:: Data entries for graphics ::
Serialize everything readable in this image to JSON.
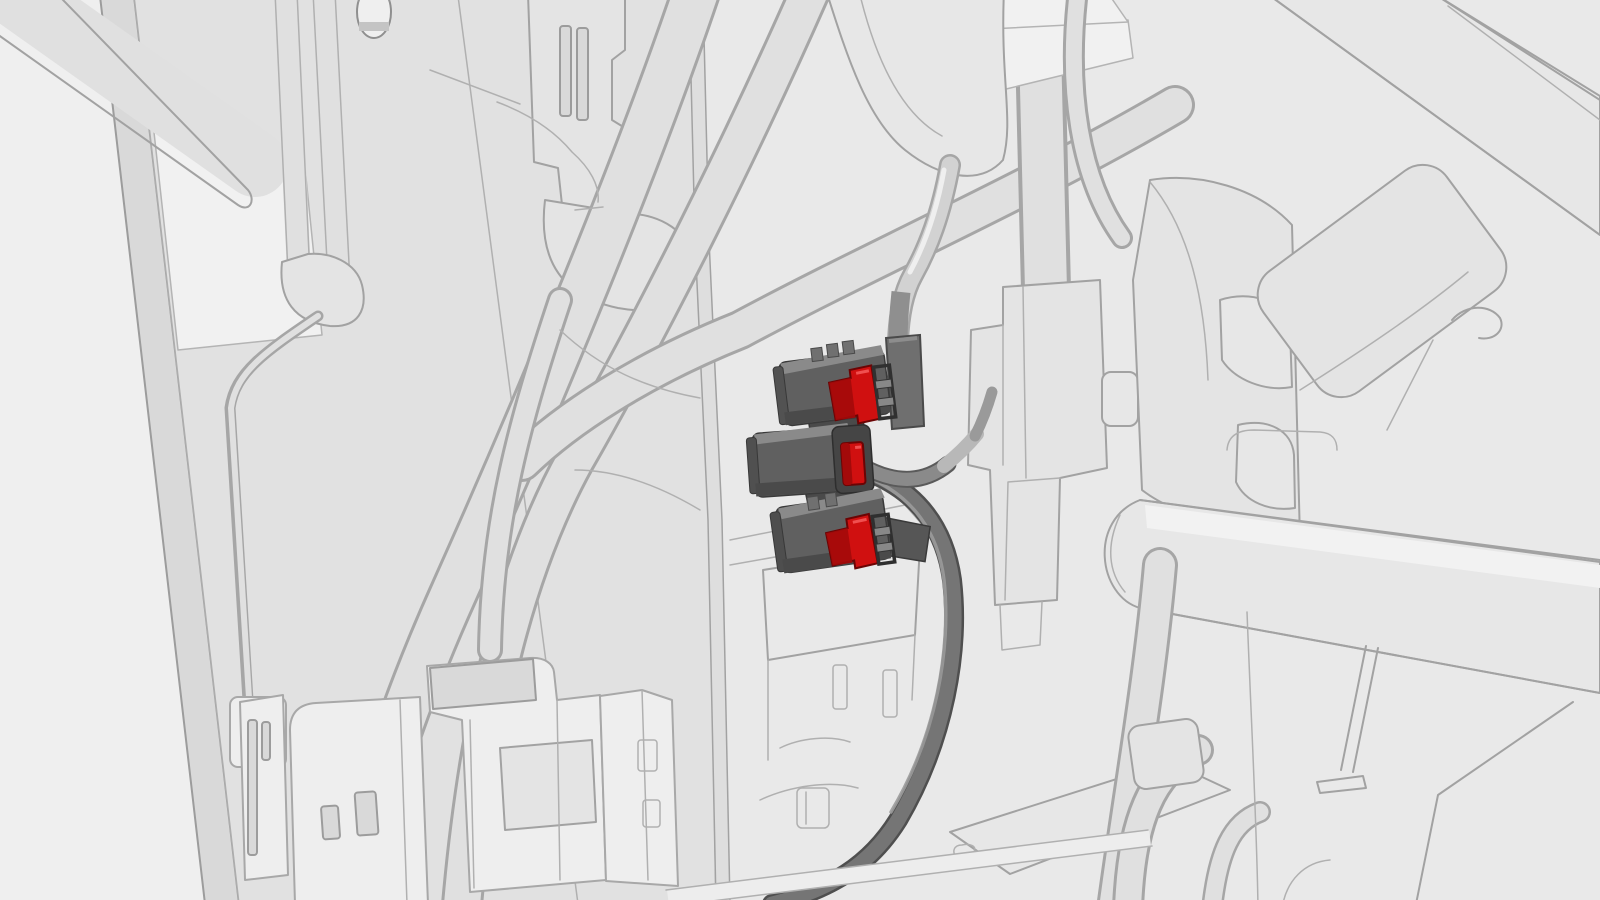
{
  "illustration": {
    "kind": "vehicle-service-3d-callout",
    "text_content": "none",
    "highlighted_part_count": 3
  },
  "colors": {
    "background": "#e9e9e9",
    "ghost_line": "#a2a2a2",
    "ghost_fill": "#e4e4e4",
    "connector_body": "#606060",
    "connector_body_top": "#8a8a8a",
    "connector_shadow": "#4a4a4a",
    "lock_tab_red": "#d01010",
    "lock_tab_red_dark": "#a30a0a",
    "lock_tab_highlight": "#f05050",
    "cable_dark": "#757575",
    "cable_dark_outline": "#4f4f4f",
    "cable_light": "#d2d2d2",
    "cable_light_outline": "#9c9c9c",
    "cable_sleeve": "#b8b8b8",
    "boot_gray": "#6f6f6f",
    "mount_strip": "#4a4a4a"
  },
  "connectors": [
    {
      "position": "top",
      "type": "electrical-connector",
      "lock_tab": "red",
      "state": "highlighted"
    },
    {
      "position": "middle",
      "type": "electrical-connector",
      "lock_tab": "red",
      "state": "highlighted"
    },
    {
      "position": "bottom",
      "type": "electrical-connector",
      "lock_tab": "red",
      "state": "highlighted"
    }
  ]
}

:: What is needed ::
Except for the pictures, copy the material above exactly.

:: The reply ::
Serialize everything readable in this image to JSON.
{
  "illustration": {
    "kind": "vehicle-service-3d-callout",
    "text_content": "none",
    "highlighted_part_count": 3
  },
  "colors": {
    "background": "#e9e9e9",
    "ghost_line": "#a2a2a2",
    "ghost_fill": "#e4e4e4",
    "connector_body": "#606060",
    "connector_body_top": "#8a8a8a",
    "connector_shadow": "#4a4a4a",
    "lock_tab_red": "#d01010",
    "lock_tab_red_dark": "#a30a0a",
    "lock_tab_highlight": "#f05050",
    "cable_dark": "#757575",
    "cable_dark_outline": "#4f4f4f",
    "cable_light": "#d2d2d2",
    "cable_light_outline": "#9c9c9c",
    "cable_sleeve": "#b8b8b8",
    "boot_gray": "#6f6f6f",
    "mount_strip": "#4a4a4a"
  },
  "connectors": [
    {
      "position": "top",
      "type": "electrical-connector",
      "lock_tab": "red",
      "state": "highlighted"
    },
    {
      "position": "middle",
      "type": "electrical-connector",
      "lock_tab": "red",
      "state": "highlighted"
    },
    {
      "position": "bottom",
      "type": "electrical-connector",
      "lock_tab": "red",
      "state": "highlighted"
    }
  ]
}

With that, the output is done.